# WHAT THE EXERCISE ASKS
Each line that holds the word "values" counts once; report how many lines do so and nothing else.

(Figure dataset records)
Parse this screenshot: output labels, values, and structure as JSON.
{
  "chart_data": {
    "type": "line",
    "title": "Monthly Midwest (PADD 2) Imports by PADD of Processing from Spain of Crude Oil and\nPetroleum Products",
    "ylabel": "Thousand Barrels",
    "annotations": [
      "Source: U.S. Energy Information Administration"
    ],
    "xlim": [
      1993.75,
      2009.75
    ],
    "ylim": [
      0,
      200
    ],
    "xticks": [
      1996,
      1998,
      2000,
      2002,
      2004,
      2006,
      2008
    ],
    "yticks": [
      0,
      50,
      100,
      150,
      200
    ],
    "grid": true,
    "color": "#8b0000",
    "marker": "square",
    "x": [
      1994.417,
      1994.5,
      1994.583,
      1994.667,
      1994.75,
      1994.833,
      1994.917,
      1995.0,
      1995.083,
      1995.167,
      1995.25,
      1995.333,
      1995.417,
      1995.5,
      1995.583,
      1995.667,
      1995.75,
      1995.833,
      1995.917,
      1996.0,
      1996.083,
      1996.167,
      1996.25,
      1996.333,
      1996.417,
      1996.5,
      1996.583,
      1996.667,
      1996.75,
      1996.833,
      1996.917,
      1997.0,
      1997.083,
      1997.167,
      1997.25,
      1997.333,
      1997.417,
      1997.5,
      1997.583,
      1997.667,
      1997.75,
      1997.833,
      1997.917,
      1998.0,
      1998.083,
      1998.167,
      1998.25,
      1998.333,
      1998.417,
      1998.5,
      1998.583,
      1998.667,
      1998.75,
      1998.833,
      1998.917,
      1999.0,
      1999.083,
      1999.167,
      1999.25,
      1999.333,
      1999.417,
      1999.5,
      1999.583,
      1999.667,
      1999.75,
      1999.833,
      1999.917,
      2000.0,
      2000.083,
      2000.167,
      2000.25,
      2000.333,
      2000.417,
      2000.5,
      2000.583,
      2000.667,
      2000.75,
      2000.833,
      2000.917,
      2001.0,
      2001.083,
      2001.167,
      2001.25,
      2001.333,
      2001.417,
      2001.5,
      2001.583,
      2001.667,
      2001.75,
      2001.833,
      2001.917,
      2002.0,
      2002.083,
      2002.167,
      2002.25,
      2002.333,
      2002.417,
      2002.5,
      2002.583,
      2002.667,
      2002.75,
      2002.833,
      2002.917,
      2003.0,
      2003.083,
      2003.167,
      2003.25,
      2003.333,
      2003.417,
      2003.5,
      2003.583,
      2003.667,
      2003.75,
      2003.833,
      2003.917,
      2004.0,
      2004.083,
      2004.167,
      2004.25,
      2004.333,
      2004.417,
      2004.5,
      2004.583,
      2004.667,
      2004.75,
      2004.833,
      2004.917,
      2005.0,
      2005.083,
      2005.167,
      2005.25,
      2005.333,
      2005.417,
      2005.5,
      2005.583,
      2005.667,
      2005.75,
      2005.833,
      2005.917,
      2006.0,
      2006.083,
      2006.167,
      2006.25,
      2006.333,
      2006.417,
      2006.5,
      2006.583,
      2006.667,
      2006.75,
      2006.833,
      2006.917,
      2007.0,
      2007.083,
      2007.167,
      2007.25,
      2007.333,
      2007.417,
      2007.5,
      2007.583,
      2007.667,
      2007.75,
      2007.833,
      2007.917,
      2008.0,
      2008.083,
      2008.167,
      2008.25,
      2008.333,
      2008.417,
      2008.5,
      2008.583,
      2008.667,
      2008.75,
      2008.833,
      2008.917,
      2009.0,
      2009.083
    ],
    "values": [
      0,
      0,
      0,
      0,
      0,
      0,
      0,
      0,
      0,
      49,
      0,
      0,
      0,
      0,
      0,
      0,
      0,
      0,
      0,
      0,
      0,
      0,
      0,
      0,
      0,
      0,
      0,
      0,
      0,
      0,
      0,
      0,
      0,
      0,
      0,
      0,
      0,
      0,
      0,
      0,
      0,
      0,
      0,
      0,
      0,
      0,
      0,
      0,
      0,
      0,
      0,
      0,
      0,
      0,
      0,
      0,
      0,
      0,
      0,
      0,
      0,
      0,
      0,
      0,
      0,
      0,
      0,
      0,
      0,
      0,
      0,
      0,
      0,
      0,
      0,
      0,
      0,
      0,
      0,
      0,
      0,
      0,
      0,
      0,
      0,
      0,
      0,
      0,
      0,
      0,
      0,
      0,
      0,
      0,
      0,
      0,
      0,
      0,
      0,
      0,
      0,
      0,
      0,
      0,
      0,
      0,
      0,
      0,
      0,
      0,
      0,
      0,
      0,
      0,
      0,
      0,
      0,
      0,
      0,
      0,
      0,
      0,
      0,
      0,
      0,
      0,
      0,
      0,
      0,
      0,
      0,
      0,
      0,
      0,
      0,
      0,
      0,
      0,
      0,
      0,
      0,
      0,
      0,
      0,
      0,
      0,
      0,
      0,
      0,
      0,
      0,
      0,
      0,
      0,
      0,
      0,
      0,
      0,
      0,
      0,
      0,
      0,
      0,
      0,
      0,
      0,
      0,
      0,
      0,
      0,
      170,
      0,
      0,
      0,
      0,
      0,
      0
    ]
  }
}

# RESULT BELOW
2